## START Entries supplied

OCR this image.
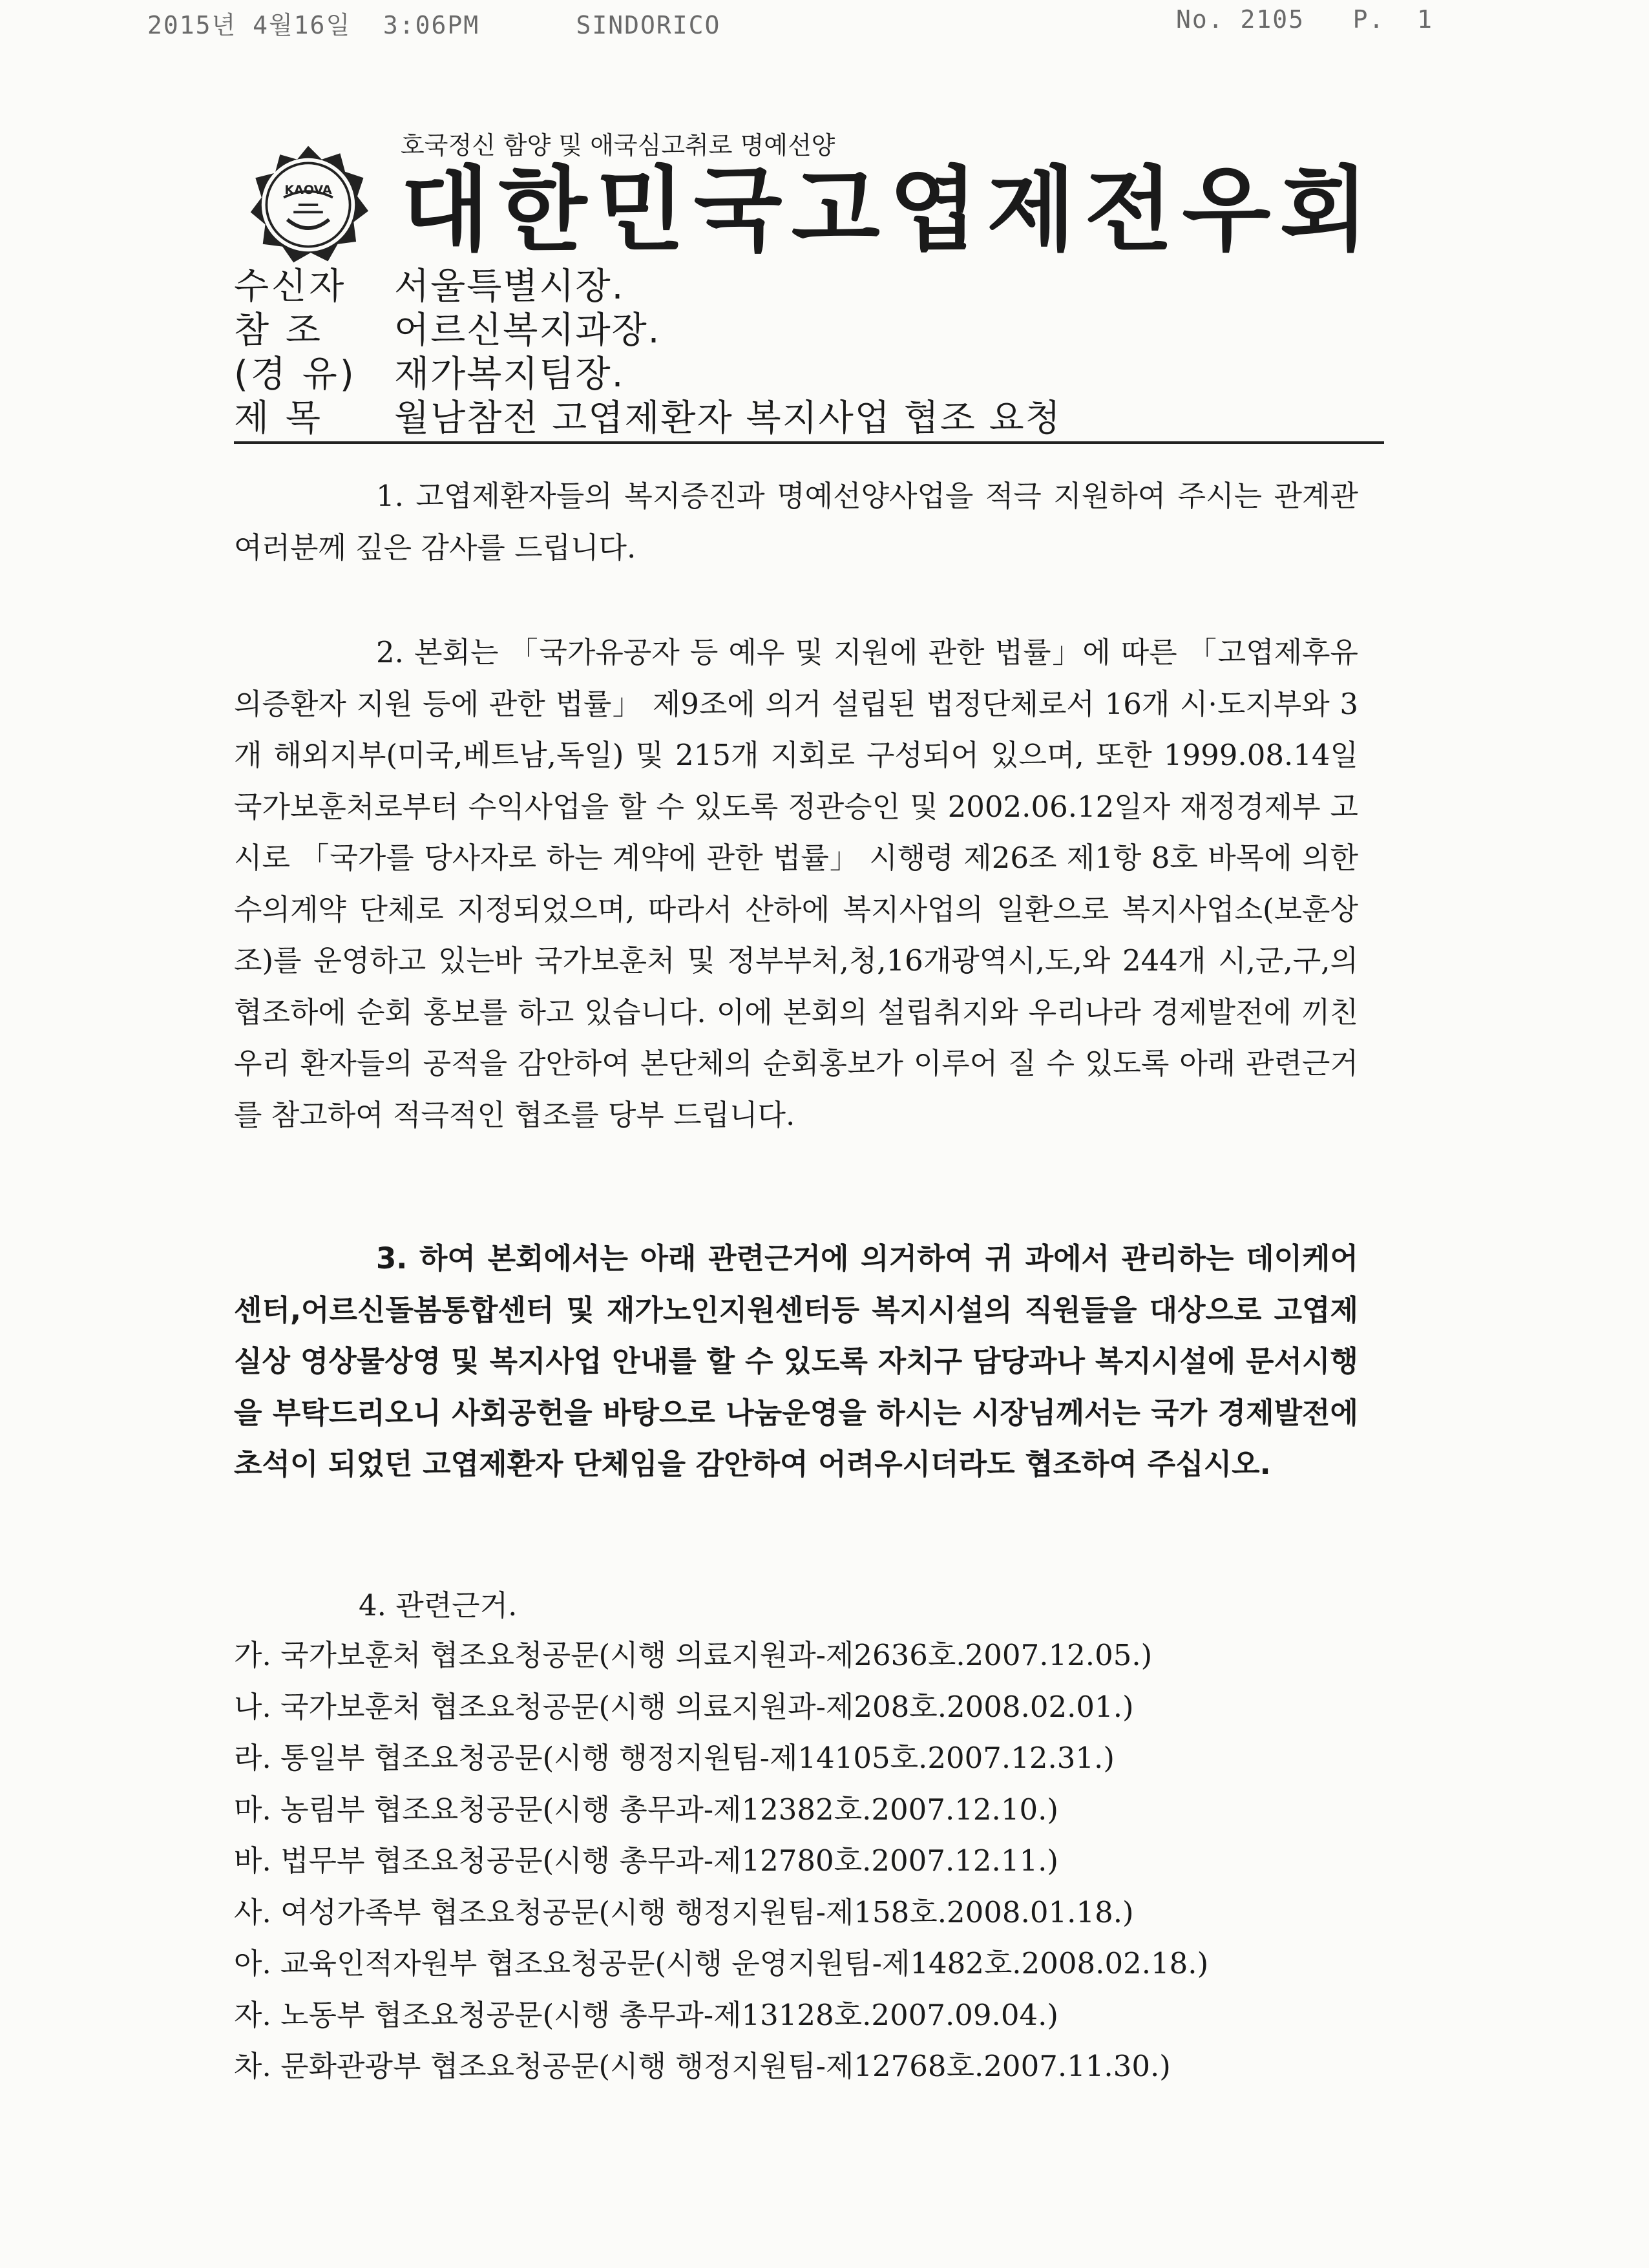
2015년 4월16일  3:06PM      SINDORICO	No. 2105   P.  1
KAOVA
호국정신 함양 및 애국심고취로 명예선양
대한민국고엽제전우회
수신자 서울특별시장.
참 조 어르신복지과장.
(경 유) 재가복지팀장.
제 목 월남참전 고엽제환자 복지사업 협조 요청
1. 고엽제환자들의 복지증진과 명예선양사업을 적극 지원하여 주시는 관계관 여러분께 깊은 감사를 드립니다.
2. 본회는 「국가유공자 등 예우 및 지원에 관한 법률」에 따른 「고엽제후유의증환자 지원 등에 관한 법률」 제9조에 의거 설립된 법정단체로서 16개 시·도지부와 3개 해외지부(미국,베트남,독일) 및 215개 지회로 구성되어 있으며, 또한 1999.08.14일 국가보훈처로부터 수익사업을 할 수 있도록 정관승인 및 2002.06.12일자 재정경제부 고시로 「국가를 당사자로 하는 계약에 관한 법률」 시행령 제26조 제1항 8호 바목에 의한 수의계약 단체로 지정되었으며, 따라서 산하에 복지사업의 일환으로 복지사업소(보훈상조)를 운영하고 있는바 국가보훈처 및 정부부처,청,16개광역시,도,와 244개 시,군,구,의 협조하에 순회 홍보를 하고 있습니다. 이에 본회의 설립취지와 우리나라 경제발전에 끼친 우리 환자들의 공적을 감안하여 본단체의 순회홍보가 이루어 질 수 있도록 아래 관련근거를 참고하여 적극적인 협조를 당부 드립니다.
3. 하여 본회에서는 아래 관련근거에 의거하여 귀 과에서 관리하는 데이케어센터,어르신돌봄통합센터 및 재가노인지원센터등 복지시설의 직원들을 대상으로 고엽제실상 영상물상영 및 복지사업 안내를 할 수 있도록 자치구 담당과나 복지시설에 문서시행을 부탁드리오니 사회공헌을 바탕으로 나눔운영을 하시는 시장님께서는 국가 경제발전에 초석이 되었던 고엽제환자 단체임을 감안하여 어려우시더라도 협조하여 주십시오.
4. 관련근거.
가. 국가보훈처 협조요청공문(시행 의료지원과-제2636호.2007.12.05.)
나. 국가보훈처 협조요청공문(시행 의료지원과-제208호.2008.02.01.)
라. 통일부 협조요청공문(시행 행정지원팀-제14105호.2007.12.31.)
마. 농림부 협조요청공문(시행 총무과-제12382호.2007.12.10.)
바. 법무부 협조요청공문(시행 총무과-제12780호.2007.12.11.)
사. 여성가족부 협조요청공문(시행 행정지원팀-제158호.2008.01.18.)
아. 교육인적자원부 협조요청공문(시행 운영지원팀-제1482호.2008.02.18.)
자. 노동부 협조요청공문(시행 총무과-제13128호.2007.09.04.)
차. 문화관광부 협조요청공문(시행 행정지원팀-제12768호.2007.11.30.)
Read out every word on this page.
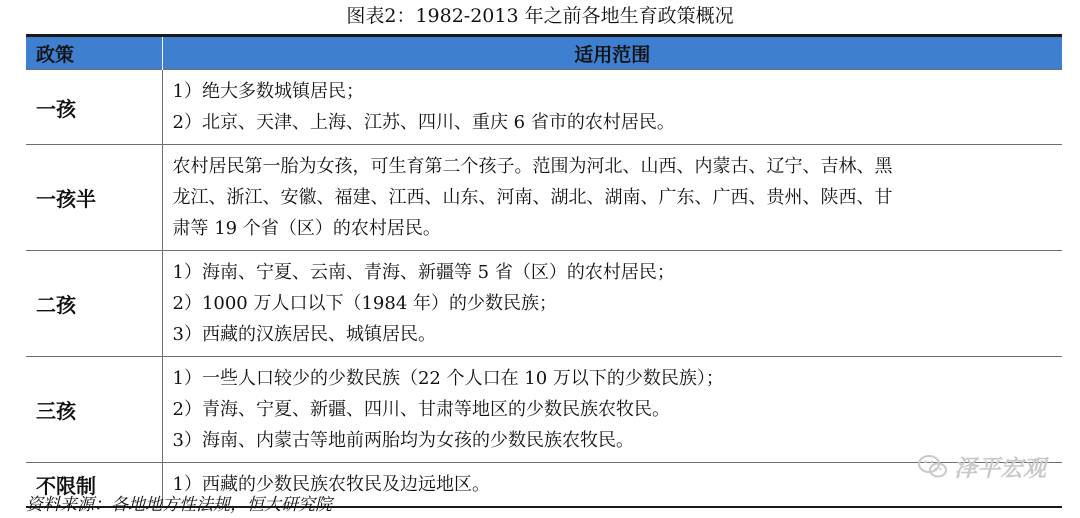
图表2：1982-2013 年之前各地生育政策概况
政策	适用范围
一孩	1）绝大多数城镇居民；
2）北京、天津、上海、江苏、四川、重庆 6 省市的农村居民。

一孩半	农村居民第一胎为女孩，可生育第二个孩子。范围为河北、山西、内蒙古、辽宁、吉林、黑
龙江、浙江、安徽、福建、江西、山东、河南、湖北、湖南、广东、广西、贵州、陕西、甘
肃等 19 个省（区）的农村居民。

二孩	1）海南、宁夏、云南、青海、新疆等 5 省（区）的农村居民；
2）1000 万人口以下（1984 年）的少数民族；
3）西藏的汉族居民、城镇居民。

三孩	1）一些人口较少的少数民族（22 个人口在 10 万以下的少数民族）；
2）青海、宁夏、新疆、四川、甘肃等地区的少数民族农牧民。
3）海南、内蒙古等地前两胎均为女孩的少数民族农牧民。

不限制	1）西藏的少数民族农牧民及边远地区。
资料来源：各地地方性法规，恒大研究院
泽平宏观
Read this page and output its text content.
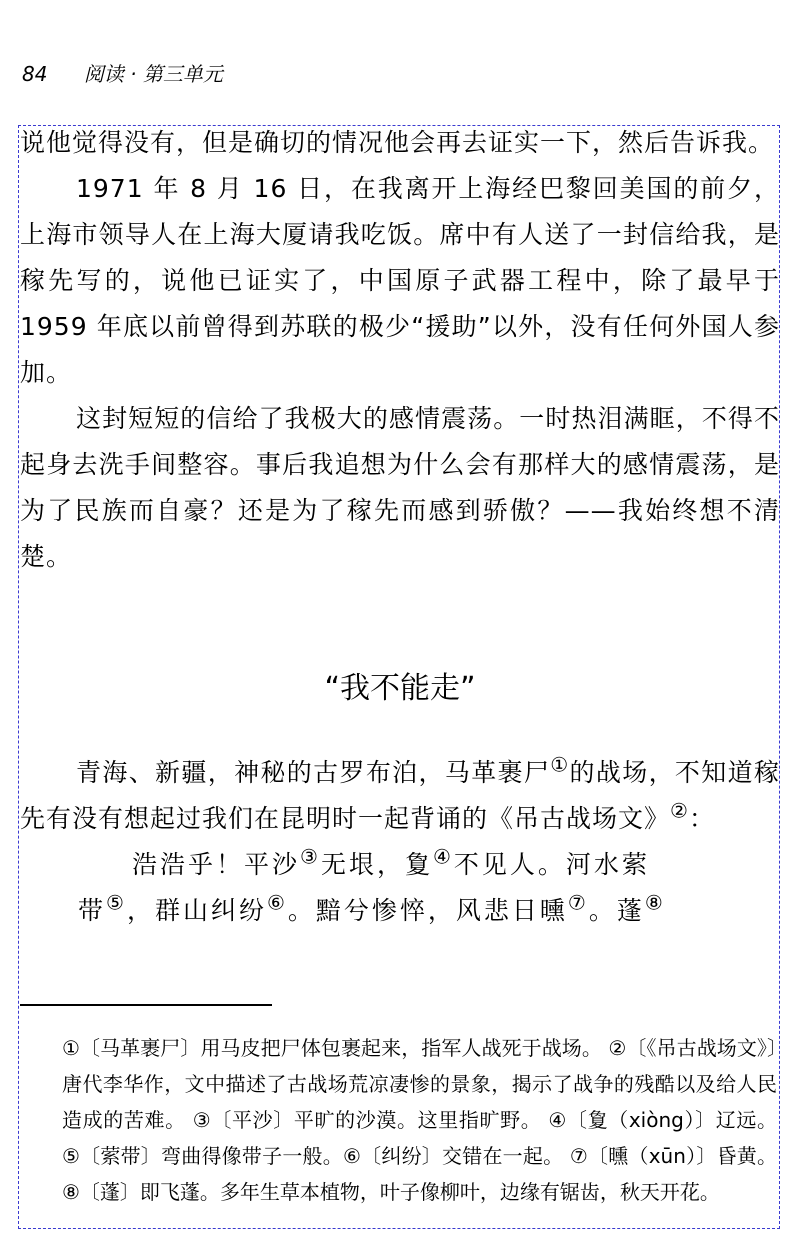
84 阅读 · 第三单元

说他觉得没有，但是确切的情况他会再去证实一下，然后告诉我。

1971 年 8 月 16 日，在我离开上海经巴黎回美国的前夕，上海市领导人在上海大厦请我吃饭。席中有人送了一封信给我，是稼先写的，说他已证实了，中国原子武器工程中，除了最早于 1959 年底以前曾得到苏联的极少“援助”以外，没有任何外国人参加。

这封短短的信给了我极大的感情震荡。一时热泪满眶，不得不起身去洗手间整容。事后我追想为什么会有那样大的感情震荡，是为了民族而自豪？还是为了稼先而感到骄傲？——我始终想不清楚。

“我不能走”

青海、新疆，神秘的古罗布泊，马革裹尸①的战场，不知道稼先有没有想起过我们在昆明时一起背诵的《吊古战场文》②：

浩浩乎！平沙③无垠，夐④不见人。河水萦

带⑤，群山纠纷⑥。黯兮惨悴，风悲日曛⑦。蓬⑧

①〔马革裹尸〕用马皮把尸体包裹起来，指军人战死于战场。 ②〔《吊古战场文》〕唐代李华作，文中描述了古战场荒凉凄惨的景象，揭示了战争的残酷以及给人民造成的苦难。 ③〔平沙〕平旷的沙漠。这里指旷野。 ④〔夐（xiòng）〕辽远。 ⑤〔萦带〕弯曲得像带子一般。⑥〔纠纷〕交错在一起。 ⑦〔曛（xūn）〕昏黄。 ⑧〔蓬〕即飞蓬。多年生草本植物，叶子像柳叶，边缘有锯齿，秋天开花。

## END Entries supplied

#### Set problem
Copy all the lines of data exactly as they appear, dropping any images.

#### Problem solution
OCR this image.
2015년 4월16일  3:06PM      SINDORICO	No. 2105   P.  1
KAOVA
호국정신 함양 및 애국심고취로 명예선양
대한민국고엽제전우회
수신자 서울특별시장.
참 조 어르신복지과장.
(경 유) 재가복지팀장.
제 목 월남참전 고엽제환자 복지사업 협조 요청
1. 고엽제환자들의 복지증진과 명예선양사업을 적극 지원하여 주시는 관계관 여러분께 깊은 감사를 드립니다.
2. 본회는 「국가유공자 등 예우 및 지원에 관한 법률」에 따른 「고엽제후유의증환자 지원 등에 관한 법률」 제9조에 의거 설립된 법정단체로서 16개 시·도지부와 3개 해외지부(미국,베트남,독일) 및 215개 지회로 구성되어 있으며, 또한 1999.08.14일 국가보훈처로부터 수익사업을 할 수 있도록 정관승인 및 2002.06.12일자 재정경제부 고시로 「국가를 당사자로 하는 계약에 관한 법률」 시행령 제26조 제1항 8호 바목에 의한 수의계약 단체로 지정되었으며, 따라서 산하에 복지사업의 일환으로 복지사업소(보훈상조)를 운영하고 있는바 국가보훈처 및 정부부처,청,16개광역시,도,와 244개 시,군,구,의 협조하에 순회 홍보를 하고 있습니다. 이에 본회의 설립취지와 우리나라 경제발전에 끼친 우리 환자들의 공적을 감안하여 본단체의 순회홍보가 이루어 질 수 있도록 아래 관련근거를 참고하여 적극적인 협조를 당부 드립니다.
3. 하여 본회에서는 아래 관련근거에 의거하여 귀 과에서 관리하는 데이케어센터,어르신돌봄통합센터 및 재가노인지원센터등 복지시설의 직원들을 대상으로 고엽제실상 영상물상영 및 복지사업 안내를 할 수 있도록 자치구 담당과나 복지시설에 문서시행을 부탁드리오니 사회공헌을 바탕으로 나눔운영을 하시는 시장님께서는 국가 경제발전에 초석이 되었던 고엽제환자 단체임을 감안하여 어려우시더라도 협조하여 주십시오.
4. 관련근거.
가. 국가보훈처 협조요청공문(시행 의료지원과-제2636호.2007.12.05.)
나. 국가보훈처 협조요청공문(시행 의료지원과-제208호.2008.02.01.)
라. 통일부 협조요청공문(시행 행정지원팀-제14105호.2007.12.31.)
마. 농림부 협조요청공문(시행 총무과-제12382호.2007.12.10.)
바. 법무부 협조요청공문(시행 총무과-제12780호.2007.12.11.)
사. 여성가족부 협조요청공문(시행 행정지원팀-제158호.2008.01.18.)
아. 교육인적자원부 협조요청공문(시행 운영지원팀-제1482호.2008.02.18.)
자. 노동부 협조요청공문(시행 총무과-제13128호.2007.09.04.)
차. 문화관광부 협조요청공문(시행 행정지원팀-제12768호.2007.11.30.)
Read out every word on this page.
图表2：1982-2013 年之前各地生育政策概况
政策	适用范围
一孩	1）绝大多数城镇居民；
2）北京、天津、上海、江苏、四川、重庆 6 省市的农村居民。

一孩半	农村居民第一胎为女孩，可生育第二个孩子。范围为河北、山西、内蒙古、辽宁、吉林、黑
龙江、浙江、安徽、福建、江西、山东、河南、湖北、湖南、广东、广西、贵州、陕西、甘
肃等 19 个省（区）的农村居民。

二孩	1）海南、宁夏、云南、青海、新疆等 5 省（区）的农村居民；
2）1000 万人口以下（1984 年）的少数民族；
3）西藏的汉族居民、城镇居民。

三孩	1）一些人口较少的少数民族（22 个人口在 10 万以下的少数民族）；
2）青海、宁夏、新疆、四川、甘肃等地区的少数民族农牧民。
3）海南、内蒙古等地前两胎均为女孩的少数民族农牧民。

不限制	1）西藏的少数民族农牧民及边远地区。
资料来源：各地地方性法规，恒大研究院
泽平宏观
Read this page and output its text content.
84 阅读 · 第三单元

说他觉得没有，但是确切的情况他会再去证实一下，然后告诉我。

1971 年 8 月 16 日，在我离开上海经巴黎回美国的前夕，上海市领导人在上海大厦请我吃饭。席中有人送了一封信给我，是稼先写的，说他已证实了，中国原子武器工程中，除了最早于 1959 年底以前曾得到苏联的极少“援助”以外，没有任何外国人参加。

这封短短的信给了我极大的感情震荡。一时热泪满眶，不得不起身去洗手间整容。事后我追想为什么会有那样大的感情震荡，是为了民族而自豪？还是为了稼先而感到骄傲？——我始终想不清楚。

“我不能走”

青海、新疆，神秘的古罗布泊，马革裹尸①的战场，不知道稼先有没有想起过我们在昆明时一起背诵的《吊古战场文》②：

浩浩乎！平沙③无垠，夐④不见人。河水萦

带⑤，群山纠纷⑥。黯兮惨悴，风悲日曛⑦。蓬⑧

①〔马革裹尸〕用马皮把尸体包裹起来，指军人战死于战场。 ②〔《吊古战场文》〕唐代李华作，文中描述了古战场荒凉凄惨的景象，揭示了战争的残酷以及给人民造成的苦难。 ③〔平沙〕平旷的沙漠。这里指旷野。 ④〔夐（xiòng）〕辽远。 ⑤〔萦带〕弯曲得像带子一般。⑥〔纠纷〕交错在一起。 ⑦〔曛（xūn）〕昏黄。 ⑧〔蓬〕即飞蓬。多年生草本植物，叶子像柳叶，边缘有锯齿，秋天开花。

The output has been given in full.